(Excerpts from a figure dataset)
******

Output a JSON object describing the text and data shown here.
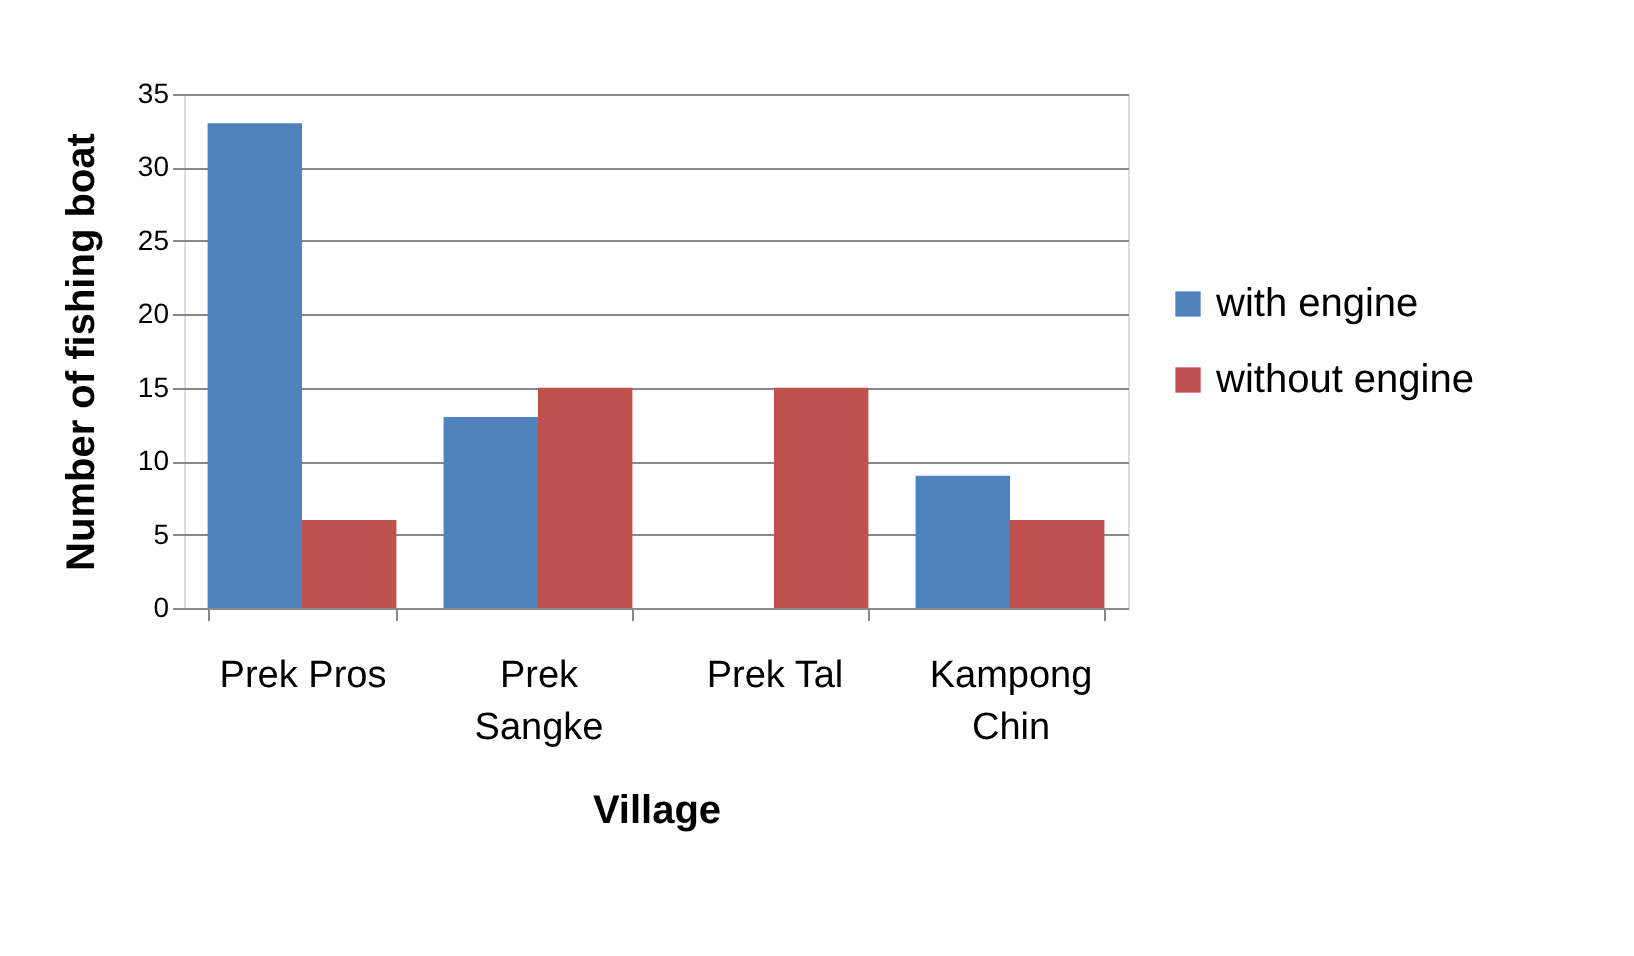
{
  "chart_data": {
    "type": "bar",
    "xlabel": "Village",
    "ylabel": "Number of fishing boat",
    "categories": [
      "Prek Pros",
      "Prek Sangke",
      "Prek Tal",
      "Kampong Chin"
    ],
    "series": [
      {
        "name": "with engine",
        "color": "#4f81bd",
        "values": [
          33,
          13,
          0,
          9
        ]
      },
      {
        "name": "without engine",
        "color": "#c0504d",
        "values": [
          6,
          15,
          15,
          6
        ]
      }
    ],
    "ylim": [
      0,
      35
    ],
    "yticks": [
      0,
      5,
      10,
      15,
      20,
      25,
      30,
      35
    ],
    "grid": "y",
    "legend": "right"
  }
}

******

> [Requirements]: Omit every picture, then reproduce the rest of the listing exactly.

> [Exercise answer]:
Output a JSON object describing the text and data shown here.
{
  "chart_data": {
    "type": "bar",
    "xlabel": "Village",
    "ylabel": "Number of fishing boat",
    "categories": [
      "Prek Pros",
      "Prek Sangke",
      "Prek Tal",
      "Kampong Chin"
    ],
    "series": [
      {
        "name": "with engine",
        "color": "#4f81bd",
        "values": [
          33,
          13,
          0,
          9
        ]
      },
      {
        "name": "without engine",
        "color": "#c0504d",
        "values": [
          6,
          15,
          15,
          6
        ]
      }
    ],
    "ylim": [
      0,
      35
    ],
    "yticks": [
      0,
      5,
      10,
      15,
      20,
      25,
      30,
      35
    ],
    "grid": "y",
    "legend": "right"
  }
}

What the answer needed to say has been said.